**Brief:** Repeat each entry in full, exactly.

[Saved data entries]
## START

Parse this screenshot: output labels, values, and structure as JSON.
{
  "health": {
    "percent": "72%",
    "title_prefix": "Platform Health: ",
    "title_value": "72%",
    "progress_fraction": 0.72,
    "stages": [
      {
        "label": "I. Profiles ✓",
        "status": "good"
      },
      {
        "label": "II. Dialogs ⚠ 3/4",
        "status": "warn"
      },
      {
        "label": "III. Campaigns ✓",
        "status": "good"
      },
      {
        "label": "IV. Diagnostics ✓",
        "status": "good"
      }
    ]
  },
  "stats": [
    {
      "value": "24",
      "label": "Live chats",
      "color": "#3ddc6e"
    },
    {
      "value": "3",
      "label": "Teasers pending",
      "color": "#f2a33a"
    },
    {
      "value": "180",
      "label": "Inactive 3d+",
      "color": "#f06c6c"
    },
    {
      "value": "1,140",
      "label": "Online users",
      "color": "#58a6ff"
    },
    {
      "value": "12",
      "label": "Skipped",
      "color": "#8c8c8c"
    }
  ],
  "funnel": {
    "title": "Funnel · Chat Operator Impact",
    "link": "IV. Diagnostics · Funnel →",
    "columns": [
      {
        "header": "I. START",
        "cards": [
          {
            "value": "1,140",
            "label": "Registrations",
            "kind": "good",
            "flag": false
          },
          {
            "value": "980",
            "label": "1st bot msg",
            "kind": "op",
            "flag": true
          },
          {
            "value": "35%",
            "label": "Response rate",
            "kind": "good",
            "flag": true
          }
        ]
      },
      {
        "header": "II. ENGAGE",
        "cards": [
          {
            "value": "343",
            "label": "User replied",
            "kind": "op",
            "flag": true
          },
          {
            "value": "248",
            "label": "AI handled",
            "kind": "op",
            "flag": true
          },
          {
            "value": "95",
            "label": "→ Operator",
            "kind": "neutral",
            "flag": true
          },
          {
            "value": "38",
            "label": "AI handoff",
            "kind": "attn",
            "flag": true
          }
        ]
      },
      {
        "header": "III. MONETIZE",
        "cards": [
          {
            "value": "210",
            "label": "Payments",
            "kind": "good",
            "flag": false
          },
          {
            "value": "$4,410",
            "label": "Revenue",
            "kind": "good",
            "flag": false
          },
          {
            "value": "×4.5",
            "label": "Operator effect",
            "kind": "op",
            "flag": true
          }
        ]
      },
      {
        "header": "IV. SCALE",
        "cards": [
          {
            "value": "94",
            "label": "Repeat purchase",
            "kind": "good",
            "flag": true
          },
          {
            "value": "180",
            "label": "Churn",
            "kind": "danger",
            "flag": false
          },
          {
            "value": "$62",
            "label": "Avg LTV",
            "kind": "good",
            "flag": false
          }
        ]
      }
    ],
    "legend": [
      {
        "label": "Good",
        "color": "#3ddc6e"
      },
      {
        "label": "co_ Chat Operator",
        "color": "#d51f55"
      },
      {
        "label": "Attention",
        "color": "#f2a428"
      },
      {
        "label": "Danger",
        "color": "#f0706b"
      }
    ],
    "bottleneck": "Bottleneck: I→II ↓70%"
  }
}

## END

**Output:**
Parse this screenshot: output labels, values, and structure as JSON.
{
  "health": {
    "percent": "72%",
    "title_prefix": "Platform Health: ",
    "title_value": "72%",
    "progress_fraction": 0.72,
    "stages": [
      {
        "label": "I. Profiles ✓",
        "status": "good"
      },
      {
        "label": "II. Dialogs ⚠ 3/4",
        "status": "warn"
      },
      {
        "label": "III. Campaigns ✓",
        "status": "good"
      },
      {
        "label": "IV. Diagnostics ✓",
        "status": "good"
      }
    ]
  },
  "stats": [
    {
      "value": "24",
      "label": "Live chats",
      "color": "#3ddc6e"
    },
    {
      "value": "3",
      "label": "Teasers pending",
      "color": "#f2a33a"
    },
    {
      "value": "180",
      "label": "Inactive 3d+",
      "color": "#f06c6c"
    },
    {
      "value": "1,140",
      "label": "Online users",
      "color": "#58a6ff"
    },
    {
      "value": "12",
      "label": "Skipped",
      "color": "#8c8c8c"
    }
  ],
  "funnel": {
    "title": "Funnel · Chat Operator Impact",
    "link": "IV. Diagnostics · Funnel →",
    "columns": [
      {
        "header": "I. START",
        "cards": [
          {
            "value": "1,140",
            "label": "Registrations",
            "kind": "good",
            "flag": false
          },
          {
            "value": "980",
            "label": "1st bot msg",
            "kind": "op",
            "flag": true
          },
          {
            "value": "35%",
            "label": "Response rate",
            "kind": "good",
            "flag": true
          }
        ]
      },
      {
        "header": "II. ENGAGE",
        "cards": [
          {
            "value": "343",
            "label": "User replied",
            "kind": "op",
            "flag": true
          },
          {
            "value": "248",
            "label": "AI handled",
            "kind": "op",
            "flag": true
          },
          {
            "value": "95",
            "label": "→ Operator",
            "kind": "neutral",
            "flag": true
          },
          {
            "value": "38",
            "label": "AI handoff",
            "kind": "attn",
            "flag": true
          }
        ]
      },
      {
        "header": "III. MONETIZE",
        "cards": [
          {
            "value": "210",
            "label": "Payments",
            "kind": "good",
            "flag": false
          },
          {
            "value": "$4,410",
            "label": "Revenue",
            "kind": "good",
            "flag": false
          },
          {
            "value": "×4.5",
            "label": "Operator effect",
            "kind": "op",
            "flag": true
          }
        ]
      },
      {
        "header": "IV. SCALE",
        "cards": [
          {
            "value": "94",
            "label": "Repeat purchase",
            "kind": "good",
            "flag": true
          },
          {
            "value": "180",
            "label": "Churn",
            "kind": "danger",
            "flag": false
          },
          {
            "value": "$62",
            "label": "Avg LTV",
            "kind": "good",
            "flag": false
          }
        ]
      }
    ],
    "legend": [
      {
        "label": "Good",
        "color": "#3ddc6e"
      },
      {
        "label": "co_ Chat Operator",
        "color": "#d51f55"
      },
      {
        "label": "Attention",
        "color": "#f2a428"
      },
      {
        "label": "Danger",
        "color": "#f0706b"
      }
    ],
    "bottleneck": "Bottleneck: I→II ↓70%"
  }
}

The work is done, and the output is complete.